Exercise aim – Scan the data for "function" and copy the lines it appears in.

Provided material –
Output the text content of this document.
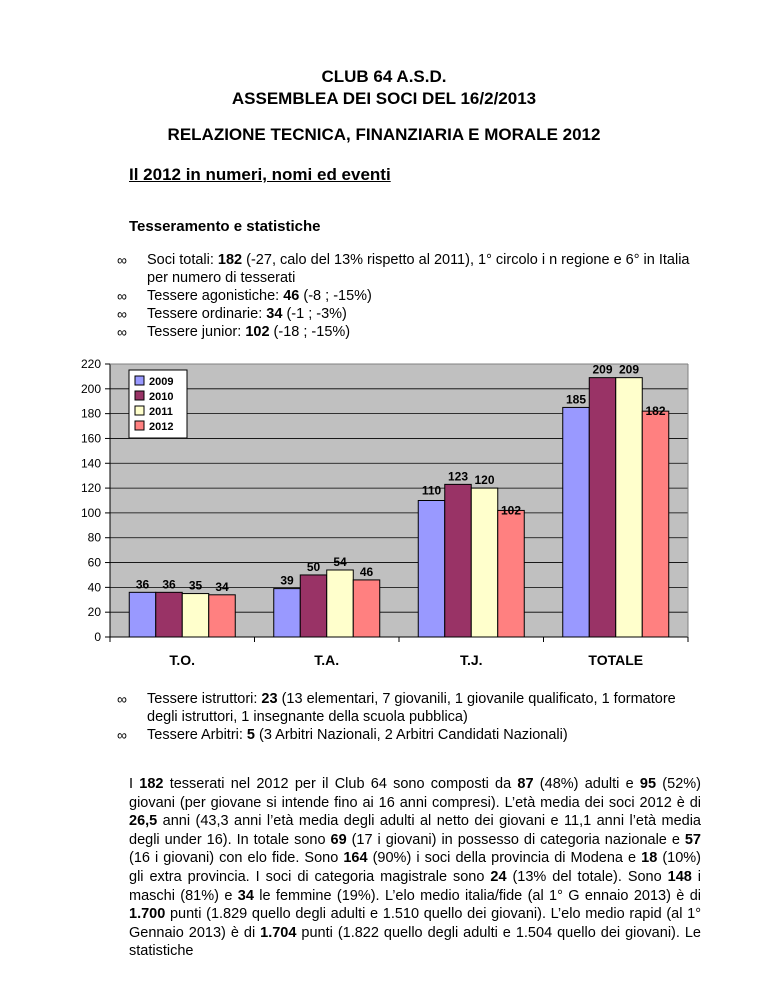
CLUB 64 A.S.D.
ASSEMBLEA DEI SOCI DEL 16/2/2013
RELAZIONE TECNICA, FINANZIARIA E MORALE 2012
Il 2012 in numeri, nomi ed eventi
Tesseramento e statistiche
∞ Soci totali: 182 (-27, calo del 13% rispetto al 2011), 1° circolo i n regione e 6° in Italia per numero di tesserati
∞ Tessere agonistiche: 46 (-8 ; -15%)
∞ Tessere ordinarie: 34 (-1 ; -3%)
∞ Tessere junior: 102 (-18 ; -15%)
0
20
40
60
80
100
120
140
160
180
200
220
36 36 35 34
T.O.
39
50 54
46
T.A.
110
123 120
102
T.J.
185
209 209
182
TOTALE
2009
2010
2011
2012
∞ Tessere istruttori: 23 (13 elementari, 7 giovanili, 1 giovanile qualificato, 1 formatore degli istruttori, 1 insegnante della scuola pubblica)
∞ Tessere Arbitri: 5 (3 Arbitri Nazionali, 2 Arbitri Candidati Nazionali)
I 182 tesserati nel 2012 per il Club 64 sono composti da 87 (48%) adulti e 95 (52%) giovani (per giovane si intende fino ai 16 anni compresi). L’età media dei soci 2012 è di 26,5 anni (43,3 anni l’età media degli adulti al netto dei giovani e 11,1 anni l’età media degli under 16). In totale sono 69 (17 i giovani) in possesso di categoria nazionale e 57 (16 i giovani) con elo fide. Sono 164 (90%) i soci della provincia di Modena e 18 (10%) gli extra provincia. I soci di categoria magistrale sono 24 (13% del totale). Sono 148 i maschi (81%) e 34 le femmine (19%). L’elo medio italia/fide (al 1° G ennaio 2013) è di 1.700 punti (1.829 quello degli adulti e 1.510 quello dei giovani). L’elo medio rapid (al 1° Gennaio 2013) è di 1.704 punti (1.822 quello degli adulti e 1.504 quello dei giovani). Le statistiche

==

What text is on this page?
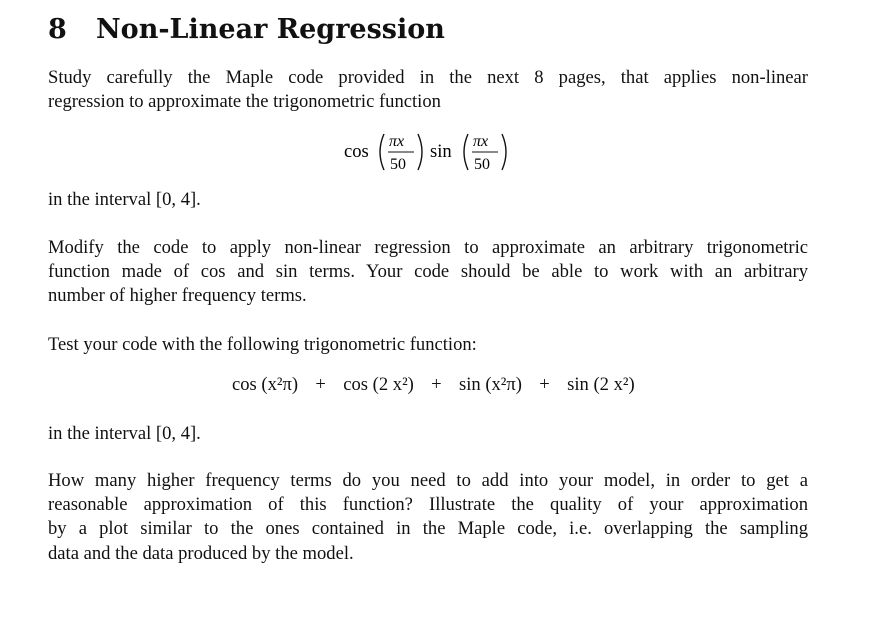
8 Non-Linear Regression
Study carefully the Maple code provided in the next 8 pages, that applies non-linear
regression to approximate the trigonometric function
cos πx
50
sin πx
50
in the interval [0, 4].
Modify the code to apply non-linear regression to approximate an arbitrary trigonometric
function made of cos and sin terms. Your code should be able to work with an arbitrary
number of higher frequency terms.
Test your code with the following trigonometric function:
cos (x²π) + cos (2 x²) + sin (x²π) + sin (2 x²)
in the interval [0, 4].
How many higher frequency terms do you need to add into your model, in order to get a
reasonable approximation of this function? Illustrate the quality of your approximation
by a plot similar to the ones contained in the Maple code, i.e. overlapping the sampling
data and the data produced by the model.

==

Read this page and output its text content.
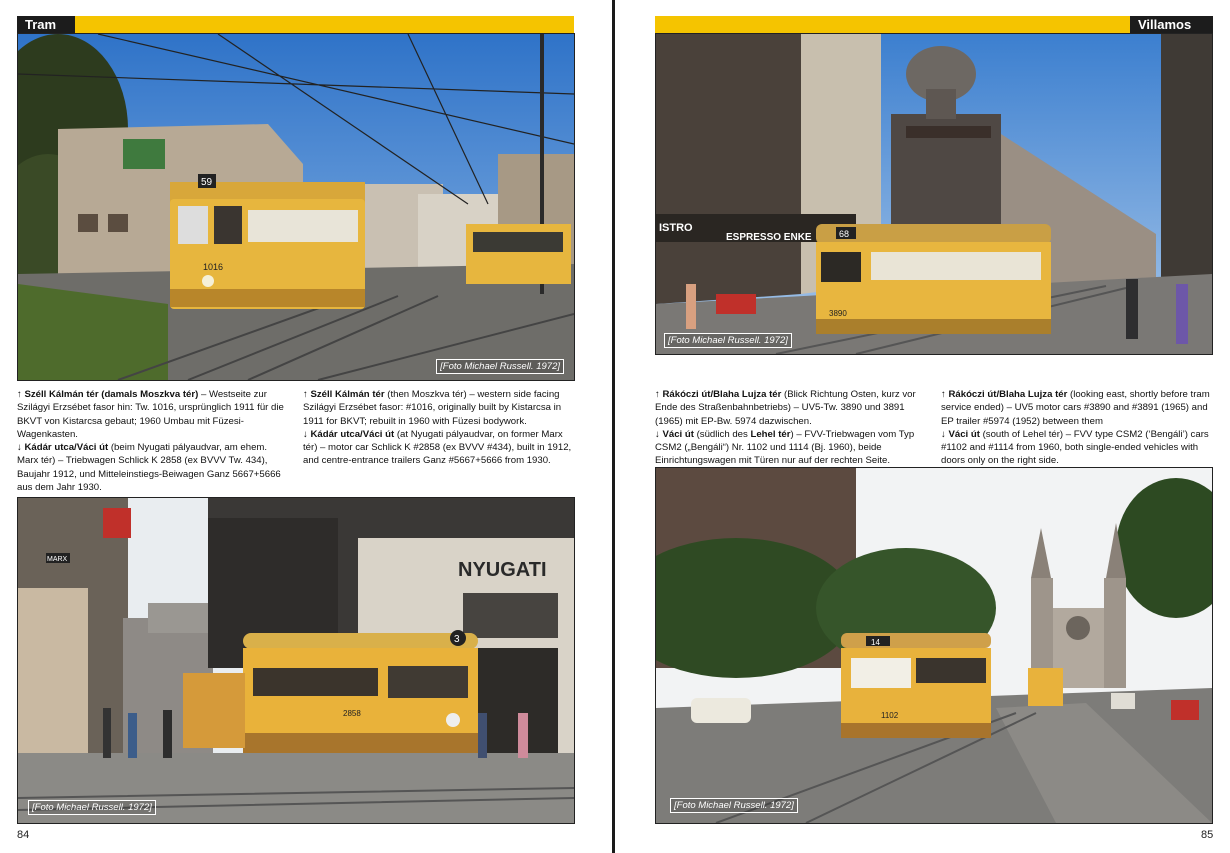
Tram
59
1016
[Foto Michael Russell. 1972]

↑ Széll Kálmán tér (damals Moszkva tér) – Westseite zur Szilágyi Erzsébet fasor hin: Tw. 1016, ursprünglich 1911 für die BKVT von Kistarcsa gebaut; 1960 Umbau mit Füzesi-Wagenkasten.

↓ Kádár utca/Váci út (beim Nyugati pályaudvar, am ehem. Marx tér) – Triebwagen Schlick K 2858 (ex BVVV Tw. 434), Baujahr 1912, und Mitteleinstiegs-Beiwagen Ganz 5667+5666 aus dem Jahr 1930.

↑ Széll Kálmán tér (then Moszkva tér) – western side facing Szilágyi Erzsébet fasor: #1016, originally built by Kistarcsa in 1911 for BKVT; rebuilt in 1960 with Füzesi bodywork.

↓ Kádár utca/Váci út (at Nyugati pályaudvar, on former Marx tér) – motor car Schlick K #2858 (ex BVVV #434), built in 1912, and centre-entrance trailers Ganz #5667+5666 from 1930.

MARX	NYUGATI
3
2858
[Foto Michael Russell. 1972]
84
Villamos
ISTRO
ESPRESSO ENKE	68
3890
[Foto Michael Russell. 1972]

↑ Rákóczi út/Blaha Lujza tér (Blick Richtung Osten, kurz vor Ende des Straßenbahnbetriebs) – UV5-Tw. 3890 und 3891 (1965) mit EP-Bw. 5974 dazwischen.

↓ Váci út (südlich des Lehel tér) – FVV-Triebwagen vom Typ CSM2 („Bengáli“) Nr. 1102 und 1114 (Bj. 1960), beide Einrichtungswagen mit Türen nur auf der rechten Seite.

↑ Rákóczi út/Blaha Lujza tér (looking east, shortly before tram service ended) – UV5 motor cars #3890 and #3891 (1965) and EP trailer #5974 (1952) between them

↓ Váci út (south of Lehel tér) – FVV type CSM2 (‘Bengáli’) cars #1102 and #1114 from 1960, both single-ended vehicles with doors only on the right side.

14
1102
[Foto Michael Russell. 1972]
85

Output below –
regression to approximate the trigonometric function
function made of cos and sin terms. Your code should be able to work with an arbitrary
Test your code with the following trigonometric function:
reasonable approximation of this function? Illustrate the quality of your approximation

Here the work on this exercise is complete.